◆ REQUISITOS DO PROBLEMA
Como prossegue o texto sobre mulheres na ciência, na tecnologia e na engenharia no Brasil? Escreva a continuação a partir da última frase.

◆ TEXTO EXTRAÍDO
****************

Mulheres como Flávia estão conquistando, aos poucos, mais espaço nas áreas de ciência, tecnologia e engenharia no Brasil. A diferença salarial, no entanto, continua refletindo a ampla desigualdade de gênero que existe nessas áreas.
Segundo dados da Secretaria Especial de Previdência e Trabalho, houve aumento de 3,6% na quantidade de profissionais mulheres em serviços ligados à engenharia e de 38% em ciências físicas e naturais, ambos de 2017 a 2019. No mesmo período, houve crescimento de 4,5% na quantidade de mulheres em carreiras ligadas à tecnologia da informação.
As diferenças nas médias salariais, contudo, são grandes. A exceção fica por conta da engenharia, em que os salários divergem pouco e a remuneração das mulheres supera a dos homens entre 2018 e 2019 (veja gráficos abaixo).
Apesar do progresso nas últimas décadas, o número global de mulheres pesquisadoras ainda é muito pequeno: 35% de todos os estudantes matriculados em cursos de exatas, segundo a ONU Mulheres (entidade das Nações Unidas para a Igualdade de Gênero e o Empoderamento das Mulheres).

****************

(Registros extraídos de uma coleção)
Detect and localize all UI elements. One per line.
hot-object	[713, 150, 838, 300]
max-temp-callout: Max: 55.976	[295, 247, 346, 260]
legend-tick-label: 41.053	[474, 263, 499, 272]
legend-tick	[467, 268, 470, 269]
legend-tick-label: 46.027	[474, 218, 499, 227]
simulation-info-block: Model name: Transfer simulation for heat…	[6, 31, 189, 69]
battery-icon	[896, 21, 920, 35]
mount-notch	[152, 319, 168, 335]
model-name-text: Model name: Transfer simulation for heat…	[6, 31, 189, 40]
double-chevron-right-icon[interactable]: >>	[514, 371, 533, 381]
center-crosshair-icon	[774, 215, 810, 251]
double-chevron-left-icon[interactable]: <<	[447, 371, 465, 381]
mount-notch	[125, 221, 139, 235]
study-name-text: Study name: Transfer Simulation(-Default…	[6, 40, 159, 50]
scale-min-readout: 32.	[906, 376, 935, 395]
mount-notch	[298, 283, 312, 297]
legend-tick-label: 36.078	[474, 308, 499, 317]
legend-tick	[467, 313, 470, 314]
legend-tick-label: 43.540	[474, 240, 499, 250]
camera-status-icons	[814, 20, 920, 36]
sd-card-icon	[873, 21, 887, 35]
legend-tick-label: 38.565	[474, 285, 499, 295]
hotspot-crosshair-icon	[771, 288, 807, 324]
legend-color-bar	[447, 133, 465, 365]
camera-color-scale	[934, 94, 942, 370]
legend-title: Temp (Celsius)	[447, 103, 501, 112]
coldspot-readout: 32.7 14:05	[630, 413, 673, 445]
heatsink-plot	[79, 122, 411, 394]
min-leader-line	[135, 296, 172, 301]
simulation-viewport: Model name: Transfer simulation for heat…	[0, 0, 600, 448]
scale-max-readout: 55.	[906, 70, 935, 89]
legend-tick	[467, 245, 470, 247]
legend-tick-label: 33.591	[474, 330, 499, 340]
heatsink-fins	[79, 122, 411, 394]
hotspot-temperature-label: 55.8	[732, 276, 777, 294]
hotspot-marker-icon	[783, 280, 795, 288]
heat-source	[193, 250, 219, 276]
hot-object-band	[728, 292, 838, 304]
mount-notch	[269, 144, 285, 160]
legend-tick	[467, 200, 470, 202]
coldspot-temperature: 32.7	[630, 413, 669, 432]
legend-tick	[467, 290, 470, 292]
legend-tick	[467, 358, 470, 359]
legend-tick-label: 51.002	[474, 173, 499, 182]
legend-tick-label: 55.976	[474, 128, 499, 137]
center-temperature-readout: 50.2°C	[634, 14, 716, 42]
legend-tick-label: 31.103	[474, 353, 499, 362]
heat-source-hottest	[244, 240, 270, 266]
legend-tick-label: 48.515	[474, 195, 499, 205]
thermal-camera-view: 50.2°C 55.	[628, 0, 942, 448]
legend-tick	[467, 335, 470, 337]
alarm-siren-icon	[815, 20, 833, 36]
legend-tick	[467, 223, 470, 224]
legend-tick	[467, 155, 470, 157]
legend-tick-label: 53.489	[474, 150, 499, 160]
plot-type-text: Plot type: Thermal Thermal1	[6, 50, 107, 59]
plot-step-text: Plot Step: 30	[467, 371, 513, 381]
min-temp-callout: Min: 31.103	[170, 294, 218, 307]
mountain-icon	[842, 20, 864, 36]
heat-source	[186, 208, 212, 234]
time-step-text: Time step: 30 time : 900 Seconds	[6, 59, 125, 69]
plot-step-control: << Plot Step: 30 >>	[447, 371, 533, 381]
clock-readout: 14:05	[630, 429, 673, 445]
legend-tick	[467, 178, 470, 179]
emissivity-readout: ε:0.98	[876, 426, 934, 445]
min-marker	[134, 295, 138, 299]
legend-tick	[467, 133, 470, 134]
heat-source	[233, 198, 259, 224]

****************

◆ RESPOSTA ESCRITA
“As mulheres ganham, em média, 27% menos [que os homens] porque estão em carreiras menos remuneradas. Um exemplo é que a maioria dos enfermeiros é mulher e a maioria dos médicos é homem. Além disso, estudos empíricos mostram que elas tendem a negociar menos aumentos salariais e mudanças de cargo”, afirmou Tayná Leite, gerente do Programa Ganha-Ganha no Brasil.
O projeto é uma aliança entre a ONU Mulheres, a Organização Internacional do Trabalho (OIT) e a União Europeia (UE) para promoção da igualdade de gênero no setor privado.
Desigualdade na carreira acadêmica
No Brasil, a realidade no mundo acadêmico não é diferente. As pesquisadoras tendem a ter carreiras mais curtas e remuneração inferior. Embora elas representem 33,3% de todos os pesquisadores do país, apenas 12% dos membros das academias de ciências nacionais são mulheres.
“Com a pandemia, uma universidade francesa fez testes para um programa de doutorado às cegas e aprovou mais mulheres. Ficou claro que existe um viés de preconceito na escolha. Elas têm total capacidade para gerar produção científica. O estereótipo que recai sobre meninos e meninas é o que faz com que a gente perca talentos”, disse Tayná.
Dados divulgados pelo Ministério da Educação, pela plataforma Nilo Peçanha, apontam que o número de mulheres formadas em cursos de química na rede federal de educação profissional, científica e tecnológica do país subiu 1,16% de 2017 a 2019. No mesmo período, houve queda de 14,21% na quantidade de homens em formação.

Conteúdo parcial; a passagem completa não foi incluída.